──────── Source material ────────
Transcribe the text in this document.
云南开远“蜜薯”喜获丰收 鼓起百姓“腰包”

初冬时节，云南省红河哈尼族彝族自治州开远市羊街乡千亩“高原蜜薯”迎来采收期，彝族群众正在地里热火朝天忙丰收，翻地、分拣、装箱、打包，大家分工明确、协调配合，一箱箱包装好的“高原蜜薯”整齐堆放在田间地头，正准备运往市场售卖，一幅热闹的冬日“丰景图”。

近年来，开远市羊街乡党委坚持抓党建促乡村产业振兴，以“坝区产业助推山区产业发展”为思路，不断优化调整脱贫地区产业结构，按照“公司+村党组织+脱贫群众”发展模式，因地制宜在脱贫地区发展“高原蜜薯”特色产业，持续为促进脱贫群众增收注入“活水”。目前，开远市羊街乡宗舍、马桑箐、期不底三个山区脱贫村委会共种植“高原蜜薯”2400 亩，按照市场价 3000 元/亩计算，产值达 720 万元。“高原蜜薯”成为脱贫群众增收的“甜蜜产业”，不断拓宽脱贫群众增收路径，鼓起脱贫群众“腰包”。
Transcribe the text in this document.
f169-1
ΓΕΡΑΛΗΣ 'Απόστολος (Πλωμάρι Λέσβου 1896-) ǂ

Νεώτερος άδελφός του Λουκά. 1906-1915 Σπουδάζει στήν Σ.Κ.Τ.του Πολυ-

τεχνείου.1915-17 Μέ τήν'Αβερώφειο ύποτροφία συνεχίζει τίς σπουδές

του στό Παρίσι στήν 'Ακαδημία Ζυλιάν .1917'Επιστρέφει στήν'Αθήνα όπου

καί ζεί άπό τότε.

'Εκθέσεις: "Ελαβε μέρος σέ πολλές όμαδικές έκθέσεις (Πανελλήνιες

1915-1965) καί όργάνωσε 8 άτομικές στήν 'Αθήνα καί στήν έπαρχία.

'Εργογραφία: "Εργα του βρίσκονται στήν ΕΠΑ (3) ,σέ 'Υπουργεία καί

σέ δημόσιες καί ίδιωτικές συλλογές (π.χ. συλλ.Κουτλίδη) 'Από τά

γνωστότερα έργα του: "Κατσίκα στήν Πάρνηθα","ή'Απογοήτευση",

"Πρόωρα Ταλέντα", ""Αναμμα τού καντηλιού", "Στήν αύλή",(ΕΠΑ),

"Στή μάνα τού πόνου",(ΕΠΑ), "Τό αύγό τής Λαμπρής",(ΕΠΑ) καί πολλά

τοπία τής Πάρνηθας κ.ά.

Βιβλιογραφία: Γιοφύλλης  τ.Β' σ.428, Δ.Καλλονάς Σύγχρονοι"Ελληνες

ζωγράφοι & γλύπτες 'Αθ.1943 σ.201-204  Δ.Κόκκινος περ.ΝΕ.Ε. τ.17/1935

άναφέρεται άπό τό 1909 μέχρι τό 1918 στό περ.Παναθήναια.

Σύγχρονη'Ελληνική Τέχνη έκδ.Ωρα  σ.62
────────
(Given exercise): From the listing above, copy every line that includes the word "高原蜜薯".

(Result below):
初冬时节，云南省红河哈尼族彝族自治州开远市羊街乡千亩“高原蜜薯”迎来采收期，彝族群众正在地里热火朝天忙丰收，翻地、分拣、装箱、打包，大家分工明确、协调配合，一箱箱包装好的“高原蜜薯”整齐堆放在田间地头，正准备运往市场售卖，一幅热闹的冬日“丰景图”。
近年来，开远市羊街乡党委坚持抓党建促乡村产业振兴，以“坝区产业助推山区产业发展”为思路，不断优化调整脱贫地区产业结构，按照“公司+村党组织+脱贫群众”发展模式，因地制宜在脱贫地区发展“高原蜜薯”特色产业，持续为促进脱贫群众增收注入“活水”。目前，开远市羊街乡宗舍、马桑箐、期不底三个山区脱贫村委会共种植“高原蜜薯”2400 亩，按照市场价 3000 元/亩计算，产值达 720 万元。“高原蜜薯”成为脱贫群众增收的“甜蜜产业”，不断拓宽脱贫群众增收路径，鼓起脱贫群众“腰包”。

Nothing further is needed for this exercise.